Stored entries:

☆ ☆ ☆ ☆ ☆

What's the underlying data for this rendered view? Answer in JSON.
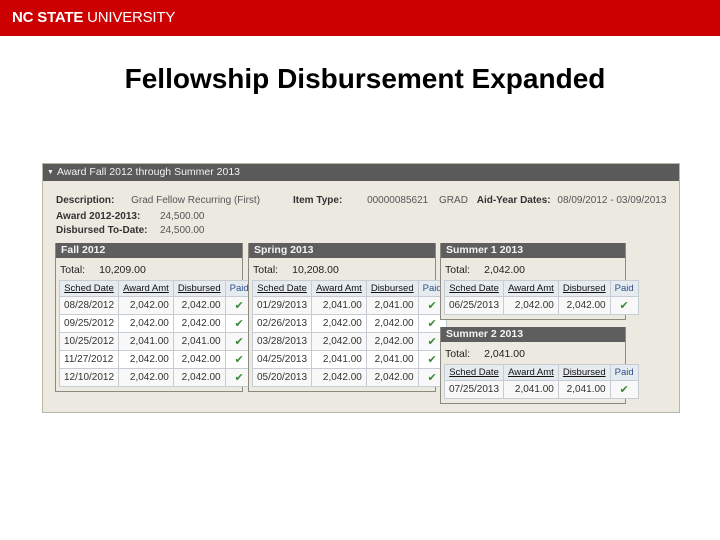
{
  "brand": {
    "bold": "NC STATE",
    "light": " UNIVERSITY",
    "color": "#cc0000"
  },
  "slide_title": "Fellowship Disbursement Expanded",
  "award": {
    "header": "Award Fall 2012 through Summer 2013",
    "description_label": "Description:",
    "description_value": "Grad Fellow Recurring (First)",
    "item_type_label": "Item Type:",
    "item_type_value": "00000085621",
    "item_type_code": "GRAD",
    "aid_year_label": "Aid-Year Dates:",
    "aid_year_value": "08/09/2012 - 03/09/2013",
    "award_label": "Award 2012-2013:",
    "award_value": "24,500.00",
    "disbursed_label": "Disbursed To-Date:",
    "disbursed_value": "24,500.00"
  },
  "columns": {
    "sched_date": "Sched Date",
    "award_amt": "Award Amt",
    "disbursed": "Disbursed",
    "paid": "Paid"
  },
  "total_label": "Total:",
  "check_glyph": "✔",
  "terms": [
    {
      "name": "Fall 2012",
      "total": "10,209.00",
      "rows": [
        {
          "date": "08/28/2012",
          "award": "2,042.00",
          "disbursed": "2,042.00",
          "paid": true
        },
        {
          "date": "09/25/2012",
          "award": "2,042.00",
          "disbursed": "2,042.00",
          "paid": true
        },
        {
          "date": "10/25/2012",
          "award": "2,041.00",
          "disbursed": "2,041.00",
          "paid": true
        },
        {
          "date": "11/27/2012",
          "award": "2,042.00",
          "disbursed": "2,042.00",
          "paid": true
        },
        {
          "date": "12/10/2012",
          "award": "2,042.00",
          "disbursed": "2,042.00",
          "paid": true
        }
      ]
    },
    {
      "name": "Spring 2013",
      "total": "10,208.00",
      "rows": [
        {
          "date": "01/29/2013",
          "award": "2,041.00",
          "disbursed": "2,041.00",
          "paid": true
        },
        {
          "date": "02/26/2013",
          "award": "2,042.00",
          "disbursed": "2,042.00",
          "paid": true
        },
        {
          "date": "03/28/2013",
          "award": "2,042.00",
          "disbursed": "2,042.00",
          "paid": true
        },
        {
          "date": "04/25/2013",
          "award": "2,041.00",
          "disbursed": "2,041.00",
          "paid": true
        },
        {
          "date": "05/20/2013",
          "award": "2,042.00",
          "disbursed": "2,042.00",
          "paid": true
        }
      ]
    },
    {
      "name": "Summer 1 2013",
      "total": "2,042.00",
      "rows": [
        {
          "date": "06/25/2013",
          "award": "2,042.00",
          "disbursed": "2,042.00",
          "paid": true
        }
      ]
    },
    {
      "name": "Summer 2 2013",
      "total": "2,041.00",
      "rows": [
        {
          "date": "07/25/2013",
          "award": "2,041.00",
          "disbursed": "2,041.00",
          "paid": true
        }
      ]
    }
  ]
}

☆ ☆ ☆ ☆ ☆

EXERCISE INSTRUCTIONS -> Copy the data character for character, but drop all pictures from the copy.

WRITTEN ANSWER ->
What's the underlying data for this rendered view? Answer in JSON.
{
  "brand": {
    "bold": "NC STATE",
    "light": " UNIVERSITY",
    "color": "#cc0000"
  },
  "slide_title": "Fellowship Disbursement Expanded",
  "award": {
    "header": "Award Fall 2012 through Summer 2013",
    "description_label": "Description:",
    "description_value": "Grad Fellow Recurring (First)",
    "item_type_label": "Item Type:",
    "item_type_value": "00000085621",
    "item_type_code": "GRAD",
    "aid_year_label": "Aid-Year Dates:",
    "aid_year_value": "08/09/2012 - 03/09/2013",
    "award_label": "Award 2012-2013:",
    "award_value": "24,500.00",
    "disbursed_label": "Disbursed To-Date:",
    "disbursed_value": "24,500.00"
  },
  "columns": {
    "sched_date": "Sched Date",
    "award_amt": "Award Amt",
    "disbursed": "Disbursed",
    "paid": "Paid"
  },
  "total_label": "Total:",
  "check_glyph": "✔",
  "terms": [
    {
      "name": "Fall 2012",
      "total": "10,209.00",
      "rows": [
        {
          "date": "08/28/2012",
          "award": "2,042.00",
          "disbursed": "2,042.00",
          "paid": true
        },
        {
          "date": "09/25/2012",
          "award": "2,042.00",
          "disbursed": "2,042.00",
          "paid": true
        },
        {
          "date": "10/25/2012",
          "award": "2,041.00",
          "disbursed": "2,041.00",
          "paid": true
        },
        {
          "date": "11/27/2012",
          "award": "2,042.00",
          "disbursed": "2,042.00",
          "paid": true
        },
        {
          "date": "12/10/2012",
          "award": "2,042.00",
          "disbursed": "2,042.00",
          "paid": true
        }
      ]
    },
    {
      "name": "Spring 2013",
      "total": "10,208.00",
      "rows": [
        {
          "date": "01/29/2013",
          "award": "2,041.00",
          "disbursed": "2,041.00",
          "paid": true
        },
        {
          "date": "02/26/2013",
          "award": "2,042.00",
          "disbursed": "2,042.00",
          "paid": true
        },
        {
          "date": "03/28/2013",
          "award": "2,042.00",
          "disbursed": "2,042.00",
          "paid": true
        },
        {
          "date": "04/25/2013",
          "award": "2,041.00",
          "disbursed": "2,041.00",
          "paid": true
        },
        {
          "date": "05/20/2013",
          "award": "2,042.00",
          "disbursed": "2,042.00",
          "paid": true
        }
      ]
    },
    {
      "name": "Summer 1 2013",
      "total": "2,042.00",
      "rows": [
        {
          "date": "06/25/2013",
          "award": "2,042.00",
          "disbursed": "2,042.00",
          "paid": true
        }
      ]
    },
    {
      "name": "Summer 2 2013",
      "total": "2,041.00",
      "rows": [
        {
          "date": "07/25/2013",
          "award": "2,041.00",
          "disbursed": "2,041.00",
          "paid": true
        }
      ]
    }
  ]
}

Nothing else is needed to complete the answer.